Belge Metni
★ ★ ★ ★ ★

Geçen sabah aklımın ucundan geçmeyecek bir görüntü ile karşılaştım. Will Smith Chris Rock’a tokat atıyor! Hem de Oscar töreninde. Şaşkınlığımın nedeni bu kadar insanın izlediği (tam olarak 16.6 milyonmuş) bir Hollywood şovda bunu yapmasıydı.
Fakat sonradan “Şiddetin varlığı izleyenden bağımsızdır” fikri uyandı bende. Bazı “şiddet gösterileri” güç gösterisiyle eş değer tutulsa da şiddet başkasıyla değil, tamamen bizimle ilgilidir.
Çünkü arkasında bir niyet değil (herkes benim ne kadar güçlü, erkek, sert olduğumu görsün), bir duygu vardır ve bu duygu çoğunlukla kendimizle ilgili sevimsiz ve kabul edemediğimiz bir tarafımızı gözümüze sokmaya çalışır. Öyle veya böyle, bir şekilde görünür olmak ister.
Öfke başta olmak üzere bizleri saldırganlaştırma potansiyeli olan duygular içimizdeki kaynar kazanlardır. Dediğim gibi, izleyeni olsun olmasın bir şekilde ortaya çıkmayı isterler. Aslında tüm duygular bunun için yanıp tutuşurlar, sahneye çıkacakları zamanı dört gözle beklerler.
Bazı duygular sahnede rahatça arzı endam ederken, bazıları sinsice kostüm değiştirir, bazıları suflör olur bize kendimizi fısıldar, baş oyuncunun rolünü çalmaya çalışan yardımcı oyunculardır onlar, bazıları ise tüm bağlamı bize veren dekor. Aslında tek izleyicilerinin de biz, kendimiz olmasını isterler. Bize anlatacakları bir hikayeleri vardır.
Sosyal medyadan yorumları inceledim. Kimisi, “adamlık” üzerinden, şeref, haysiyet, aile ve kadının korunması gibi bir taraftan bakıyor. Smith de bu bakış açısına sahip anlaşılan ki yaptığı ödül alma konuşmasında şiddet eyleminin nedenini, gözyaşları eşliğinde ailenin ne kadar kutsal olduğunu din sosu katılmış bir konuşma ile tokat attığı Rock’tan özür bile dilemeden yüksek mertebede onurlu bir insan edasıyla açıkladı.
Bir kısmımız “ofensif” mizah denilen kavramın hadsizlik, ağır eleştiri, saldırgan dil gibi öğelerinden dolayı bamteline, yumuşak karnına dokunulması veya çok duyarlı olunabilecek bir konuda karşındaki insanın hassasiyetini çok fazla önemsemeden yapılan mizahtan bahsediliyor. Bu tür bir mizah anlayışını sevmeyenler komedyenlere hadlerinin “sonunda” bildirildiğini söyleyerek bu kadar da sabır gösterilmiş olmasına şaşırdıklarını itiraf etmişler.

★ ★ ★ ★ ★

Görev a
Aşağıdaki girdilerde "watermark: @稀土掘金技术社区 bbox=[890, 964, 1035, 983]" ifadesini içeren satırdan "539, 976, 565]" ifadesini içeren satıra kadar her şeyi, iki uç satır da dahil olmak üzere aynen kopyalayın.

Bir dizi girdi
★ ★ ★ ★ ★

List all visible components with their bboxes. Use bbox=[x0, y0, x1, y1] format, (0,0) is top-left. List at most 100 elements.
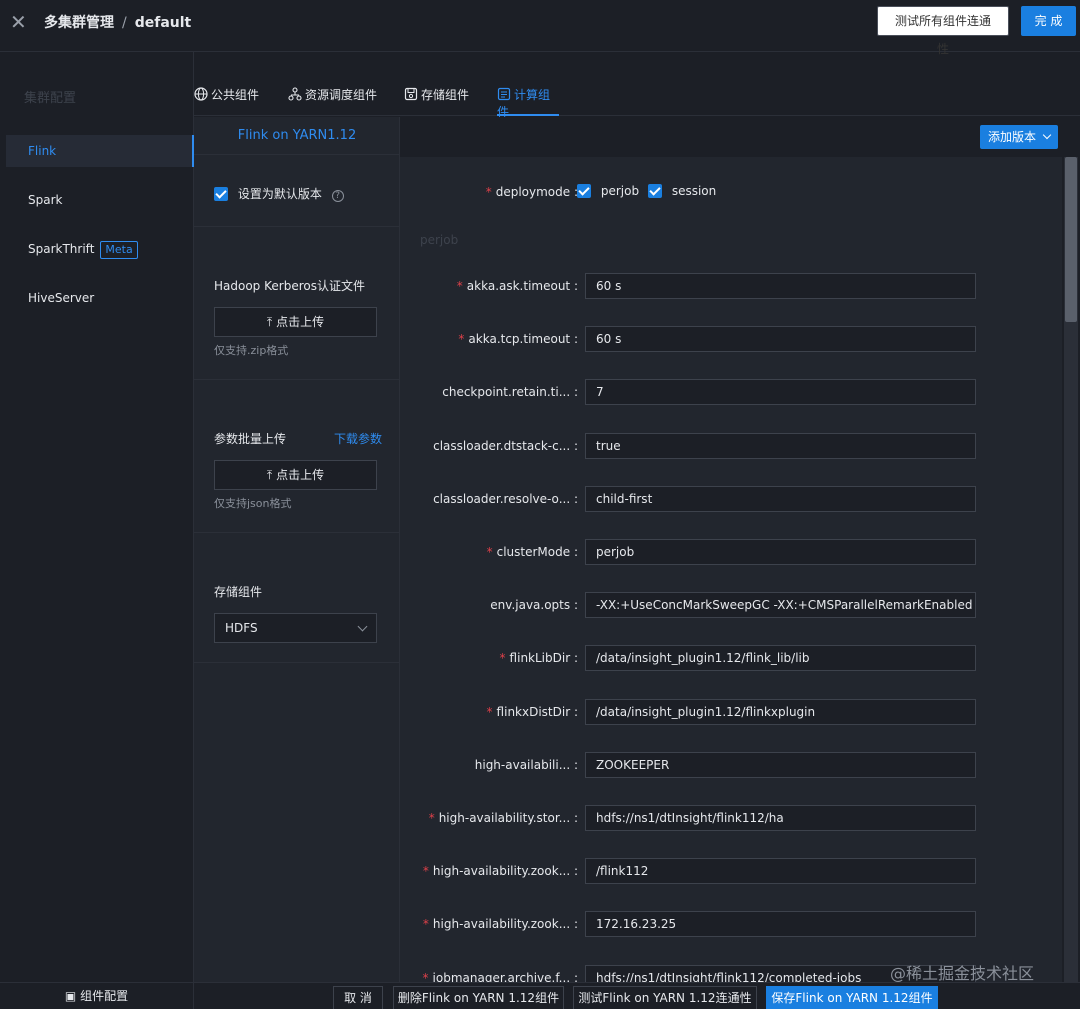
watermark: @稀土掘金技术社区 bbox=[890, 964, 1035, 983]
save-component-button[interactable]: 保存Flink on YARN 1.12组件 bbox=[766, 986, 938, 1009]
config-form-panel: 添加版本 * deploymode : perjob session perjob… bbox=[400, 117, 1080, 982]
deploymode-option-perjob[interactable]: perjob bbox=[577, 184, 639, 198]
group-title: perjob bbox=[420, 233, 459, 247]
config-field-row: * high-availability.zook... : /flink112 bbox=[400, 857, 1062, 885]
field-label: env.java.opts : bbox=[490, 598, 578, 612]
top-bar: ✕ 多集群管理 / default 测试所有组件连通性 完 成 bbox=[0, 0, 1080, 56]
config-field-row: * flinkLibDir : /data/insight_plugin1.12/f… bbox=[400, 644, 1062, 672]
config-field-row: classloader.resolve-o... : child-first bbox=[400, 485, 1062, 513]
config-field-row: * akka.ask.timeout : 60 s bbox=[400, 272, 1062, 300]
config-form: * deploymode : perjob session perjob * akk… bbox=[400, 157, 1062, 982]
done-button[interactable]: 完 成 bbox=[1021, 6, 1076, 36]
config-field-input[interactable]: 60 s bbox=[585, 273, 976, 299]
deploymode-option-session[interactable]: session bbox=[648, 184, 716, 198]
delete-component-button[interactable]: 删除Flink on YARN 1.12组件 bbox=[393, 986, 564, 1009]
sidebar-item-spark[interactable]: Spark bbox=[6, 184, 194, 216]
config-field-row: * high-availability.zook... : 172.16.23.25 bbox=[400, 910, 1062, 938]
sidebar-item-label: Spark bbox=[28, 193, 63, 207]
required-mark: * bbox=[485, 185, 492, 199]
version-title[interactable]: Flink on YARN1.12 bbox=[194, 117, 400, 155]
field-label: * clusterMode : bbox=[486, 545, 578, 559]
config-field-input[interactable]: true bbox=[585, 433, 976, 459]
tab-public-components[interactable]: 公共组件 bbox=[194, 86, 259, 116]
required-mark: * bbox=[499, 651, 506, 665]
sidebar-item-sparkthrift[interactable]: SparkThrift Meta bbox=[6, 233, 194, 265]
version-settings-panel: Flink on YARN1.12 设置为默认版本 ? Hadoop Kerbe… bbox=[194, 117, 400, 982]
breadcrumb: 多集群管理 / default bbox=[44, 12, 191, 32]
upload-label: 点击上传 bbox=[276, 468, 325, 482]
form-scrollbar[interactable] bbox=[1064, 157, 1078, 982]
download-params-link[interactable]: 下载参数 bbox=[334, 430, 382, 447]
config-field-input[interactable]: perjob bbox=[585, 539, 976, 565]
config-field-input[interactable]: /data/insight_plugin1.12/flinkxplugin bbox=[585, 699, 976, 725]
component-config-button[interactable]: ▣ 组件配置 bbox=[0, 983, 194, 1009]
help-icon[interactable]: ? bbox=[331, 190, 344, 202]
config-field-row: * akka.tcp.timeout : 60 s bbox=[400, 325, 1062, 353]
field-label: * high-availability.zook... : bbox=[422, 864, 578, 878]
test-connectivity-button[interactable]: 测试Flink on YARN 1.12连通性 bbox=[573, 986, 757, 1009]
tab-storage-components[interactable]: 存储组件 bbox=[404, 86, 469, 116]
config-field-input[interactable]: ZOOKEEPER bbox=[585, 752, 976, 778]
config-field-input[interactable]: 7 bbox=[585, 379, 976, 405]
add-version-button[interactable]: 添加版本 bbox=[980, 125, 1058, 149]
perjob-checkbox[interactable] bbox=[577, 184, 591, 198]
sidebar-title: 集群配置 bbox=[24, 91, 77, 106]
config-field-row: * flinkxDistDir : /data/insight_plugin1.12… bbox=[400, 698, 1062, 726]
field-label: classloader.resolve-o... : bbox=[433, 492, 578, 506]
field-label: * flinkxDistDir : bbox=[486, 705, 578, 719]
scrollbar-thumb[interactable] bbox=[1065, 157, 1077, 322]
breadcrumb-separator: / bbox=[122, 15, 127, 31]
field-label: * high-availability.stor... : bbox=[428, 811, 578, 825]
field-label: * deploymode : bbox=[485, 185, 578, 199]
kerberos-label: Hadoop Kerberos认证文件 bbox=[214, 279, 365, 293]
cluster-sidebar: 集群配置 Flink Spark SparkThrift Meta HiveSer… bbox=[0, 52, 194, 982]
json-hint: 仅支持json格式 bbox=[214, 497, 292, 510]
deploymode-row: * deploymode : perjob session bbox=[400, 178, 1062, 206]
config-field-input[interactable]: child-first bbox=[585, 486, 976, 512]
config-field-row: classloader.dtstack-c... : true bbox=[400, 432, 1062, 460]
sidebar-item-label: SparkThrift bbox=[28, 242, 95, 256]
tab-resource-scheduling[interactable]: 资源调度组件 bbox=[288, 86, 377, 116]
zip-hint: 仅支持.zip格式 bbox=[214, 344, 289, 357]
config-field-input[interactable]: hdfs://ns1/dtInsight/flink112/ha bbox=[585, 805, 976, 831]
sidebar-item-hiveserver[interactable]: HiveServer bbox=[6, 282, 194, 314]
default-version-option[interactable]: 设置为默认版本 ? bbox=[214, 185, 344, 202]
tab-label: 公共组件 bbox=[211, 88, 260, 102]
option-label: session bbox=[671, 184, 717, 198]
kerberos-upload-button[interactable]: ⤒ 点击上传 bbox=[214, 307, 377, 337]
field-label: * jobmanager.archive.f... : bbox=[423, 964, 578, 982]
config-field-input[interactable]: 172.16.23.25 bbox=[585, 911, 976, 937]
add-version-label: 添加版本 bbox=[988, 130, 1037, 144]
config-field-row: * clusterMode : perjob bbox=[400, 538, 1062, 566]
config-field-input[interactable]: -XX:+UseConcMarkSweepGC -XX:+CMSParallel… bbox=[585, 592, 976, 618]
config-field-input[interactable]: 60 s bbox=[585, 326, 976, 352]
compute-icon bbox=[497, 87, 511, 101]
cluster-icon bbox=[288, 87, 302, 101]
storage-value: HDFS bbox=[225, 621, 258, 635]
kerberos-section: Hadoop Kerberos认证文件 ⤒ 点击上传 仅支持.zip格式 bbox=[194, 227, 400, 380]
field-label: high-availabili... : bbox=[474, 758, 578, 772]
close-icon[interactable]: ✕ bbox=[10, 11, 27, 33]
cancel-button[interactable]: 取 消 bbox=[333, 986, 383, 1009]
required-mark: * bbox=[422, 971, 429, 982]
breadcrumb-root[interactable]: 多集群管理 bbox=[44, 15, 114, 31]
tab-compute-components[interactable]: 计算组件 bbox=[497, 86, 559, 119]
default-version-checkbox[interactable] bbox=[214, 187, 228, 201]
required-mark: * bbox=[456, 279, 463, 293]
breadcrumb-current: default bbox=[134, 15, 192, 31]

★ ★ ★ ★ ★

Görev b
Oscar törenindeki tokat üzerine yazılan metne göre bu Hollywood şovunu tam olarak kaç kişi izlemiştir?

Eksiksiz Yanıt a
watermark: @稀土掘金技术社区 bbox=[890, 964, 1035, 983]
save-component-button[interactable]: 保存Flink on YARN 1.12组件 bbox=[766, 986, 938, 1009]
config-form-panel: 添加版本 * deploymode : perjob session perjob… bbox=[400, 117, 1080, 982]
deploymode-option-perjob[interactable]: perjob bbox=[577, 184, 639, 198]
group-title: perjob bbox=[420, 233, 459, 247]
config-field-row: * high-availability.zook... : /flink112 bbox=[400, 857, 1062, 885]
field-label: env.java.opts : bbox=[490, 598, 578, 612]
top-bar: ✕ 多集群管理 / default 测试所有组件连通性 完 成 bbox=[0, 0, 1080, 56]
config-field-row: * flinkLibDir : /data/insight_plugin1.12/f… bbox=[400, 644, 1062, 672]
config-field-row: classloader.resolve-o... : child-first bbox=[400, 485, 1062, 513]
config-field-row: * akka.ask.timeout : 60 s bbox=[400, 272, 1062, 300]
config-form: * deploymode : perjob session perjob * akk… bbox=[400, 157, 1062, 982]
done-button[interactable]: 完 成 bbox=[1021, 6, 1076, 36]
config-field-input[interactable]: 60 s bbox=[585, 273, 976, 299]
deploymode-option-session[interactable]: session bbox=[648, 184, 716, 198]
delete-component-button[interactable]: 删除Flink on YARN 1.12组件 bbox=[393, 986, 564, 1009]
sidebar-item-spark[interactable]: Spark bbox=[6, 184, 194, 216]
config-field-row: * high-availability.zook... : 172.16.23.25 bbox=[400, 910, 1062, 938]
sidebar-item-label: Spark bbox=[28, 193, 63, 207]
required-mark: * bbox=[485, 185, 492, 199]
version-title[interactable]: Flink on YARN1.12 bbox=[194, 117, 400, 155]
field-label: * clusterMode : bbox=[486, 545, 578, 559]
config-field-input[interactable]: true bbox=[585, 433, 976, 459]
tab-public-components[interactable]: 公共组件 bbox=[194, 86, 259, 116]
required-mark: * bbox=[499, 651, 506, 665]
sidebar-item-sparkthrift[interactable]: SparkThrift Meta bbox=[6, 233, 194, 265]
version-settings-panel: Flink on YARN1.12 设置为默认版本 ? Hadoop Kerbe… bbox=[194, 117, 400, 982]
breadcrumb: 多集群管理 / default bbox=[44, 12, 191, 32]
upload-label: 点击上传 bbox=[276, 468, 325, 482]
form-scrollbar[interactable] bbox=[1064, 157, 1078, 982]
download-params-link[interactable]: 下载参数 bbox=[334, 430, 382, 447]
config-field-input[interactable]: perjob bbox=[585, 539, 976, 565]

Eksiksiz Yanıt b
16.6 milyon kişi.